• [DATASET CONTENT]:
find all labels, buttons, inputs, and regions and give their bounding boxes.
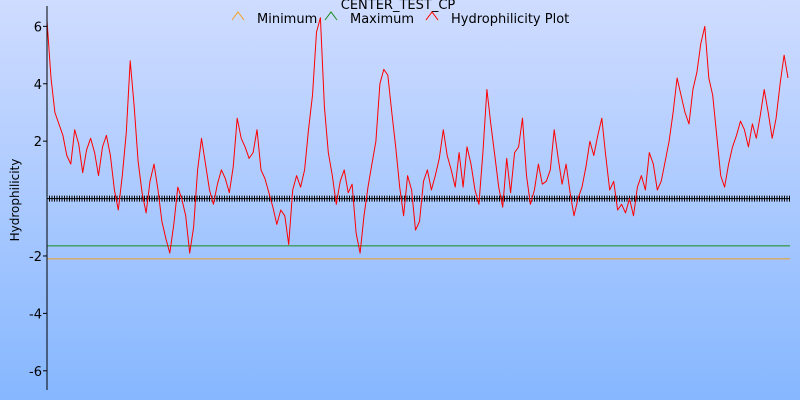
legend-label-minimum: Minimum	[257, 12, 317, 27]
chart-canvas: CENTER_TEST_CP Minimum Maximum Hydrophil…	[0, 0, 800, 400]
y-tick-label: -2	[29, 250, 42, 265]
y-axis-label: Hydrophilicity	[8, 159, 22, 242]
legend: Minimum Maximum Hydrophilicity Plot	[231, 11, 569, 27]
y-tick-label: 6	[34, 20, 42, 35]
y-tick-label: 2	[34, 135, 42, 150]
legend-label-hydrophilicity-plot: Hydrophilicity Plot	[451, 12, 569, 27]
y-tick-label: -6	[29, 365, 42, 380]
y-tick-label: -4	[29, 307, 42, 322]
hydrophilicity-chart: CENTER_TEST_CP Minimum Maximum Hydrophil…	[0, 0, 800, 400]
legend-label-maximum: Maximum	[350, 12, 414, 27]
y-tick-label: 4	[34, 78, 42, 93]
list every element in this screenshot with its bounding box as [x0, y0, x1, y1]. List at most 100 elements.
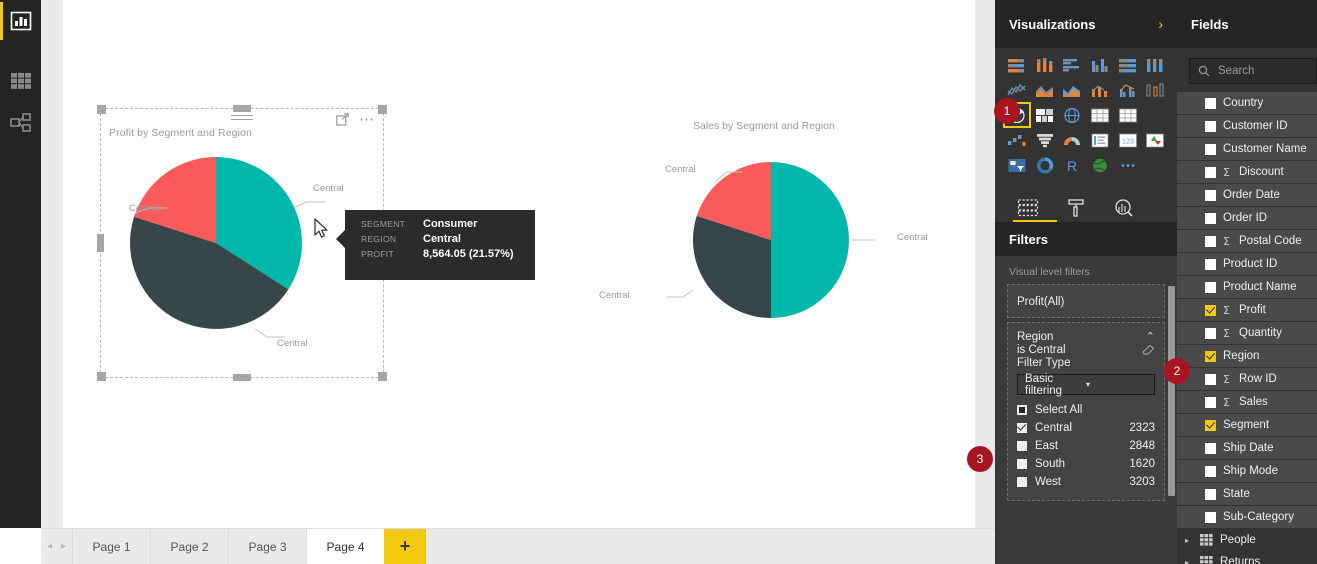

• [STATED GOAL]:
Quote every line of the records above verbatim, leaving out the pictures.

• [RESPONSE TO THIS TASK]:
find all labels, buttons, inputs, and regions and give their bounding boxes.
legend-label-minimum: Minimum	[257, 12, 317, 27]
chart-canvas: CENTER_TEST_CP Minimum Maximum Hydrophil…	[0, 0, 800, 400]
y-tick-label: -2	[29, 250, 42, 265]
y-axis-label: Hydrophilicity	[8, 159, 22, 242]
legend: Minimum Maximum Hydrophilicity Plot	[231, 11, 569, 27]
y-tick-label: 6	[34, 20, 42, 35]
y-tick-label: 2	[34, 135, 42, 150]
legend-label-hydrophilicity-plot: Hydrophilicity Plot	[451, 12, 569, 27]
y-tick-label: -6	[29, 365, 42, 380]
y-tick-label: -4	[29, 307, 42, 322]
hydrophilicity-chart: CENTER_TEST_CP Minimum Maximum Hydrophil…	[0, 0, 800, 400]
legend-label-maximum: Maximum	[350, 12, 414, 27]
y-tick-label: 4	[34, 78, 42, 93]
list every element in this screenshot with its bounding box as [x0, y0, x1, y1]. List at most 100 elements.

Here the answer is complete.